— Data records —
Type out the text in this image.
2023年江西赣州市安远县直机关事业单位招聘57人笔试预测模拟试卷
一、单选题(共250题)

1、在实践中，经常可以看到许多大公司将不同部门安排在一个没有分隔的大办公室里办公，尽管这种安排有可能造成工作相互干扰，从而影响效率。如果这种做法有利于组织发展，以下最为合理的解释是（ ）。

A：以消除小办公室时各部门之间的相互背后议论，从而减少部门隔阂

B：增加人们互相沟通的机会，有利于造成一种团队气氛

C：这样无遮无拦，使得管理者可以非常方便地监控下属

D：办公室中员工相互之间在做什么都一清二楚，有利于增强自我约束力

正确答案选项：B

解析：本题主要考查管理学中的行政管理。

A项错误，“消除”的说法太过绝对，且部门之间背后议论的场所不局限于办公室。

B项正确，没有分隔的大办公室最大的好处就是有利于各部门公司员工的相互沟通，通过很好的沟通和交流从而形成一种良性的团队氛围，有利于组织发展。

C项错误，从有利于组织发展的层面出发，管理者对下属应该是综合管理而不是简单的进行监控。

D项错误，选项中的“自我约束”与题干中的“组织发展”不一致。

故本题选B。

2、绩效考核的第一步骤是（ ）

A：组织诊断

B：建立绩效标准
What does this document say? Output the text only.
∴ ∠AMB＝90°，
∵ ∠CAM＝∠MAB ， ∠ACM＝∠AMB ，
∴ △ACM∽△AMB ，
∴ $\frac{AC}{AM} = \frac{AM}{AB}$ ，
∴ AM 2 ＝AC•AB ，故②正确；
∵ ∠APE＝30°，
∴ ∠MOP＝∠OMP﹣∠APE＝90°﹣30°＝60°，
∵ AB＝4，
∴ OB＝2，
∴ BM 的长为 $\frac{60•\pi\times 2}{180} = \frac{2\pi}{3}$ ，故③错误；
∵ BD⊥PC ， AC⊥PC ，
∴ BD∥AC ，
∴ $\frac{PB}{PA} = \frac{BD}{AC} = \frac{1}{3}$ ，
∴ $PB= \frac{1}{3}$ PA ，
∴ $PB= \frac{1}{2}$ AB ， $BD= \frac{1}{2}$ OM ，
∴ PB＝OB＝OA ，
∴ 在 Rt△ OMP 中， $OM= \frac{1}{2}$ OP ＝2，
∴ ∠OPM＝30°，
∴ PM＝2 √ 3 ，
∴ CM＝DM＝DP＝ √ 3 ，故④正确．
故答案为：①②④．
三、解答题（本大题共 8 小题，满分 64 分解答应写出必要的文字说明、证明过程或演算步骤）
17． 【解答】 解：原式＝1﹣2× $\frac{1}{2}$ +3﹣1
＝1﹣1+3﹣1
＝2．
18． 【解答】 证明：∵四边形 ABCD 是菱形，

— SET TASK —
Each line of the listing should be copied exactly.

— TASK SOLUTION —
Type out the text in this image.
2023年江西赣州市安远县直机关事业单位招聘57人笔试预测模拟试卷
一、单选题(共250题)

1、在实践中，经常可以看到许多大公司将不同部门安排在一个没有分隔的大办公室里办公，尽管这种安排有可能造成工作相互干扰，从而影响效率。如果这种做法有利于组织发展，以下最为合理的解释是（ ）。

A：以消除小办公室时各部门之间的相互背后议论，从而减少部门隔阂

B：增加人们互相沟通的机会，有利于造成一种团队气氛

C：这样无遮无拦，使得管理者可以非常方便地监控下属

D：办公室中员工相互之间在做什么都一清二楚，有利于增强自我约束力

正确答案选项：B

解析：本题主要考查管理学中的行政管理。

A项错误，“消除”的说法太过绝对，且部门之间背后议论的场所不局限于办公室。

B项正确，没有分隔的大办公室最大的好处就是有利于各部门公司员工的相互沟通，通过很好的沟通和交流从而形成一种良性的团队氛围，有利于组织发展。

C项错误，从有利于组织发展的层面出发，管理者对下属应该是综合管理而不是简单的进行监控。

D项错误，选项中的“自我约束”与题干中的“组织发展”不一致。

故本题选B。

2、绩效考核的第一步骤是（ ）

A：组织诊断

B：建立绩效标准
What does this document say? Output the text only.
∴ ∠AMB＝90°，
∵ ∠CAM＝∠MAB ， ∠ACM＝∠AMB ，
∴ △ACM∽△AMB ，
∴ $\frac{AC}{AM} = \frac{AM}{AB}$ ，
∴ AM 2 ＝AC•AB ，故②正确；
∵ ∠APE＝30°，
∴ ∠MOP＝∠OMP﹣∠APE＝90°﹣30°＝60°，
∵ AB＝4，
∴ OB＝2，
∴ BM 的长为 $\frac{60•\pi\times 2}{180} = \frac{2\pi}{3}$ ，故③错误；
∵ BD⊥PC ， AC⊥PC ，
∴ BD∥AC ，
∴ $\frac{PB}{PA} = \frac{BD}{AC} = \frac{1}{3}$ ，
∴ $PB= \frac{1}{3}$ PA ，
∴ $PB= \frac{1}{2}$ AB ， $BD= \frac{1}{2}$ OM ，
∴ PB＝OB＝OA ，
∴ 在 Rt△ OMP 中， $OM= \frac{1}{2}$ OP ＝2，
∴ ∠OPM＝30°，
∴ PM＝2 √ 3 ，
∴ CM＝DM＝DP＝ √ 3 ，故④正确．
故答案为：①②④．
三、解答题（本大题共 8 小题，满分 64 分解答应写出必要的文字说明、证明过程或演算步骤）
17． 【解答】 解：原式＝1﹣2× $\frac{1}{2}$ +3﹣1
＝1﹣1+3﹣1
＝2．
18． 【解答】 证明：∵四边形 ABCD 是菱形，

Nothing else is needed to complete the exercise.